Stored entries:
============================================================
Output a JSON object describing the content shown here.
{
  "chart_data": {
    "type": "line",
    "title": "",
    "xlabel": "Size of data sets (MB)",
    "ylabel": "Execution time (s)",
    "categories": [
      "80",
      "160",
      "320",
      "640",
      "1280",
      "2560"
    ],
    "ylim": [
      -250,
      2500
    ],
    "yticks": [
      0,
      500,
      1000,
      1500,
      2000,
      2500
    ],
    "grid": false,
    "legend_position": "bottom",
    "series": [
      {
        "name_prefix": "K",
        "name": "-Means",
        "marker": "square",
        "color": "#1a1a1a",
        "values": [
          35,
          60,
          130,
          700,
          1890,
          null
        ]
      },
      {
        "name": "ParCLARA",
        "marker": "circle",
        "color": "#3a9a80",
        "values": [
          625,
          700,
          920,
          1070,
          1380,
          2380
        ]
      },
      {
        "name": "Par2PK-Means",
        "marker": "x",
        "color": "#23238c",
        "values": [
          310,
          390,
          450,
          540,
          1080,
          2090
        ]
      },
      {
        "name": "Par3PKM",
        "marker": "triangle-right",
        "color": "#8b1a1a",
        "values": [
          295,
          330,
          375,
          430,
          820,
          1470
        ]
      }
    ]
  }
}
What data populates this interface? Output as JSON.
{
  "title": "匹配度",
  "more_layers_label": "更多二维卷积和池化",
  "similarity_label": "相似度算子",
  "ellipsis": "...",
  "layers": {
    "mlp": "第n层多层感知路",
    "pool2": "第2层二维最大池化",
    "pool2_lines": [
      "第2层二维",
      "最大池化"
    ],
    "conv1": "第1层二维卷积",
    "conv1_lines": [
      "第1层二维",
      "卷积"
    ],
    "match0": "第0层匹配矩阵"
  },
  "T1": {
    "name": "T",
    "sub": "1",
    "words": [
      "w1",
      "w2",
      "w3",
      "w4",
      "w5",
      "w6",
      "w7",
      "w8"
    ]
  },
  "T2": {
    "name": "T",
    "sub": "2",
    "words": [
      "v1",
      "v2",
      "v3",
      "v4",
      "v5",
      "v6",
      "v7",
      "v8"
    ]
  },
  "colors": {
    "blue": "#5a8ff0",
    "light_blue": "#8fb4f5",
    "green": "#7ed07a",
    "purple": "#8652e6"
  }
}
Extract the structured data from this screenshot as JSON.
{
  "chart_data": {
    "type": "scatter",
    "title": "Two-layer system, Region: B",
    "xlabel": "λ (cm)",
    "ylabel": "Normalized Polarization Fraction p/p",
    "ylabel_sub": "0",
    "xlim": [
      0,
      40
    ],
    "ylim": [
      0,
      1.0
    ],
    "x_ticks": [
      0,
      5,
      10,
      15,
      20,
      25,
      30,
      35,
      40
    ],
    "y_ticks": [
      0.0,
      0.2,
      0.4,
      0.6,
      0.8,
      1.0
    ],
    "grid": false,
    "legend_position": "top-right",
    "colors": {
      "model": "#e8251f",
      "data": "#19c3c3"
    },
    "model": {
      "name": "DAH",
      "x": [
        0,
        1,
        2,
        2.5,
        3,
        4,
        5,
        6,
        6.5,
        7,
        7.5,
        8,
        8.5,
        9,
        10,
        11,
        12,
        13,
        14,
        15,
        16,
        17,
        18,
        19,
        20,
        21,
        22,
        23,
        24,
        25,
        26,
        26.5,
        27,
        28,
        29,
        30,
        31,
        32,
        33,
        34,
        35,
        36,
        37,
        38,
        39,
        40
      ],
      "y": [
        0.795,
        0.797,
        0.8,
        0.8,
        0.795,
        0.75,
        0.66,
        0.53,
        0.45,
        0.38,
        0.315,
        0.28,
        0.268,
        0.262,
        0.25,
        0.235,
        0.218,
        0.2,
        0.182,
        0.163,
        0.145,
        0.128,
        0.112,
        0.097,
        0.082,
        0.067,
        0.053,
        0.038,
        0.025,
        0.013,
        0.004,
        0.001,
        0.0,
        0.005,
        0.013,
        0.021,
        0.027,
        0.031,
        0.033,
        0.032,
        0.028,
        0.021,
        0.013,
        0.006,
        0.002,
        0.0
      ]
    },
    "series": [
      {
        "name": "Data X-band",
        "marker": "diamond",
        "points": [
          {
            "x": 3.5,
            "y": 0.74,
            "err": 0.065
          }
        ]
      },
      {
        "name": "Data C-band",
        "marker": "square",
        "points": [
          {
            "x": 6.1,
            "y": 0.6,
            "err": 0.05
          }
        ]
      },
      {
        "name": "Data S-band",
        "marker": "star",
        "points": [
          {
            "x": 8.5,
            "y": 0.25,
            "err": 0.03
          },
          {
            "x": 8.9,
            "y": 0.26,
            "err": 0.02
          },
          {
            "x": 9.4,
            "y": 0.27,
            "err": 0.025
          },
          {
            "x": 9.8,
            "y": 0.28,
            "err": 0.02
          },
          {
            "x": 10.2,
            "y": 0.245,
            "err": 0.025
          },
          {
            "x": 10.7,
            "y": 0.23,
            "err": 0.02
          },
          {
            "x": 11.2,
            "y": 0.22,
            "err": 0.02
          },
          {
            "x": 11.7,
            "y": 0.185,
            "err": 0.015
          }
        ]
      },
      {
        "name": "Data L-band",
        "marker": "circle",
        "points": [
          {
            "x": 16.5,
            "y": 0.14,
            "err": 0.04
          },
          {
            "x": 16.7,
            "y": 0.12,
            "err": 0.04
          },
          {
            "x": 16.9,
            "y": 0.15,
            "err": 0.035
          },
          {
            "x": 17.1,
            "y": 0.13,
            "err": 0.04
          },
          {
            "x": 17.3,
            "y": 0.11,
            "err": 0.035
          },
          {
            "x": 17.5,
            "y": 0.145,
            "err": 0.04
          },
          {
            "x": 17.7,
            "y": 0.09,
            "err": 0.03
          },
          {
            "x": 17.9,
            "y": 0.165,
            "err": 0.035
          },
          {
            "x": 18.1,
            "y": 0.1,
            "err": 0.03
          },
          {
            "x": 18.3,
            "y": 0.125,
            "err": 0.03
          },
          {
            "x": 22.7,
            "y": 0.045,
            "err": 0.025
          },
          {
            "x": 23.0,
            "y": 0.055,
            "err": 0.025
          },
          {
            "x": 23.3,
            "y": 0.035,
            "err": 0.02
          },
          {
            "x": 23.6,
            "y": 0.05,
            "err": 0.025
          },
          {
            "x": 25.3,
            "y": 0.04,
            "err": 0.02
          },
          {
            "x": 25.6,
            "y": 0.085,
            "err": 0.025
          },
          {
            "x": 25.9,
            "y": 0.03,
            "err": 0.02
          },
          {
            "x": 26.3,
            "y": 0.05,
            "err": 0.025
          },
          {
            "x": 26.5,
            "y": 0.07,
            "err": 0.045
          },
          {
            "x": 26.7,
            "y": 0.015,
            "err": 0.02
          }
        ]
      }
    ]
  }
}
============================================================
All of the entries need to be reproduced exactly; please write them out.

Answer to this task:
Output a JSON object describing the content shown here.
{
  "chart_data": {
    "type": "line",
    "title": "",
    "xlabel": "Size of data sets (MB)",
    "ylabel": "Execution time (s)",
    "categories": [
      "80",
      "160",
      "320",
      "640",
      "1280",
      "2560"
    ],
    "ylim": [
      -250,
      2500
    ],
    "yticks": [
      0,
      500,
      1000,
      1500,
      2000,
      2500
    ],
    "grid": false,
    "legend_position": "bottom",
    "series": [
      {
        "name_prefix": "K",
        "name": "-Means",
        "marker": "square",
        "color": "#1a1a1a",
        "values": [
          35,
          60,
          130,
          700,
          1890,
          null
        ]
      },
      {
        "name": "ParCLARA",
        "marker": "circle",
        "color": "#3a9a80",
        "values": [
          625,
          700,
          920,
          1070,
          1380,
          2380
        ]
      },
      {
        "name": "Par2PK-Means",
        "marker": "x",
        "color": "#23238c",
        "values": [
          310,
          390,
          450,
          540,
          1080,
          2090
        ]
      },
      {
        "name": "Par3PKM",
        "marker": "triangle-right",
        "color": "#8b1a1a",
        "values": [
          295,
          330,
          375,
          430,
          820,
          1470
        ]
      }
    ]
  }
}
What data populates this interface? Output as JSON.
{
  "title": "匹配度",
  "more_layers_label": "更多二维卷积和池化",
  "similarity_label": "相似度算子",
  "ellipsis": "...",
  "layers": {
    "mlp": "第n层多层感知路",
    "pool2": "第2层二维最大池化",
    "pool2_lines": [
      "第2层二维",
      "最大池化"
    ],
    "conv1": "第1层二维卷积",
    "conv1_lines": [
      "第1层二维",
      "卷积"
    ],
    "match0": "第0层匹配矩阵"
  },
  "T1": {
    "name": "T",
    "sub": "1",
    "words": [
      "w1",
      "w2",
      "w3",
      "w4",
      "w5",
      "w6",
      "w7",
      "w8"
    ]
  },
  "T2": {
    "name": "T",
    "sub": "2",
    "words": [
      "v1",
      "v2",
      "v3",
      "v4",
      "v5",
      "v6",
      "v7",
      "v8"
    ]
  },
  "colors": {
    "blue": "#5a8ff0",
    "light_blue": "#8fb4f5",
    "green": "#7ed07a",
    "purple": "#8652e6"
  }
}
Extract the structured data from this screenshot as JSON.
{
  "chart_data": {
    "type": "scatter",
    "title": "Two-layer system, Region: B",
    "xlabel": "λ (cm)",
    "ylabel": "Normalized Polarization Fraction p/p",
    "ylabel_sub": "0",
    "xlim": [
      0,
      40
    ],
    "ylim": [
      0,
      1.0
    ],
    "x_ticks": [
      0,
      5,
      10,
      15,
      20,
      25,
      30,
      35,
      40
    ],
    "y_ticks": [
      0.0,
      0.2,
      0.4,
      0.6,
      0.8,
      1.0
    ],
    "grid": false,
    "legend_position": "top-right",
    "colors": {
      "model": "#e8251f",
      "data": "#19c3c3"
    },
    "model": {
      "name": "DAH",
      "x": [
        0,
        1,
        2,
        2.5,
        3,
        4,
        5,
        6,
        6.5,
        7,
        7.5,
        8,
        8.5,
        9,
        10,
        11,
        12,
        13,
        14,
        15,
        16,
        17,
        18,
        19,
        20,
        21,
        22,
        23,
        24,
        25,
        26,
        26.5,
        27,
        28,
        29,
        30,
        31,
        32,
        33,
        34,
        35,
        36,
        37,
        38,
        39,
        40
      ],
      "y": [
        0.795,
        0.797,
        0.8,
        0.8,
        0.795,
        0.75,
        0.66,
        0.53,
        0.45,
        0.38,
        0.315,
        0.28,
        0.268,
        0.262,
        0.25,
        0.235,
        0.218,
        0.2,
        0.182,
        0.163,
        0.145,
        0.128,
        0.112,
        0.097,
        0.082,
        0.067,
        0.053,
        0.038,
        0.025,
        0.013,
        0.004,
        0.001,
        0.0,
        0.005,
        0.013,
        0.021,
        0.027,
        0.031,
        0.033,
        0.032,
        0.028,
        0.021,
        0.013,
        0.006,
        0.002,
        0.0
      ]
    },
    "series": [
      {
        "name": "Data X-band",
        "marker": "diamond",
        "points": [
          {
            "x": 3.5,
            "y": 0.74,
            "err": 0.065
          }
        ]
      },
      {
        "name": "Data C-band",
        "marker": "square",
        "points": [
          {
            "x": 6.1,
            "y": 0.6,
            "err": 0.05
          }
        ]
      },
      {
        "name": "Data S-band",
        "marker": "star",
        "points": [
          {
            "x": 8.5,
            "y": 0.25,
            "err": 0.03
          },
          {
            "x": 8.9,
            "y": 0.26,
            "err": 0.02
          },
          {
            "x": 9.4,
            "y": 0.27,
            "err": 0.025
          },
          {
            "x": 9.8,
            "y": 0.28,
            "err": 0.02
          },
          {
            "x": 10.2,
            "y": 0.245,
            "err": 0.025
          },
          {
            "x": 10.7,
            "y": 0.23,
            "err": 0.02
          },
          {
            "x": 11.2,
            "y": 0.22,
            "err": 0.02
          },
          {
            "x": 11.7,
            "y": 0.185,
            "err": 0.015
          }
        ]
      },
      {
        "name": "Data L-band",
        "marker": "circle",
        "points": [
          {
            "x": 16.5,
            "y": 0.14,
            "err": 0.04
          },
          {
            "x": 16.7,
            "y": 0.12,
            "err": 0.04
          },
          {
            "x": 16.9,
            "y": 0.15,
            "err": 0.035
          },
          {
            "x": 17.1,
            "y": 0.13,
            "err": 0.04
          },
          {
            "x": 17.3,
            "y": 0.11,
            "err": 0.035
          },
          {
            "x": 17.5,
            "y": 0.145,
            "err": 0.04
          },
          {
            "x": 17.7,
            "y": 0.09,
            "err": 0.03
          },
          {
            "x": 17.9,
            "y": 0.165,
            "err": 0.035
          },
          {
            "x": 18.1,
            "y": 0.1,
            "err": 0.03
          },
          {
            "x": 18.3,
            "y": 0.125,
            "err": 0.03
          },
          {
            "x": 22.7,
            "y": 0.045,
            "err": 0.025
          },
          {
            "x": 23.0,
            "y": 0.055,
            "err": 0.025
          },
          {
            "x": 23.3,
            "y": 0.035,
            "err": 0.02
          },
          {
            "x": 23.6,
            "y": 0.05,
            "err": 0.025
          },
          {
            "x": 25.3,
            "y": 0.04,
            "err": 0.02
          },
          {
            "x": 25.6,
            "y": 0.085,
            "err": 0.025
          },
          {
            "x": 25.9,
            "y": 0.03,
            "err": 0.02
          },
          {
            "x": 26.3,
            "y": 0.05,
            "err": 0.025
          },
          {
            "x": 26.5,
            "y": 0.07,
            "err": 0.045
          },
          {
            "x": 26.7,
            "y": 0.015,
            "err": 0.02
          }
        ]
      }
    ]
  }
}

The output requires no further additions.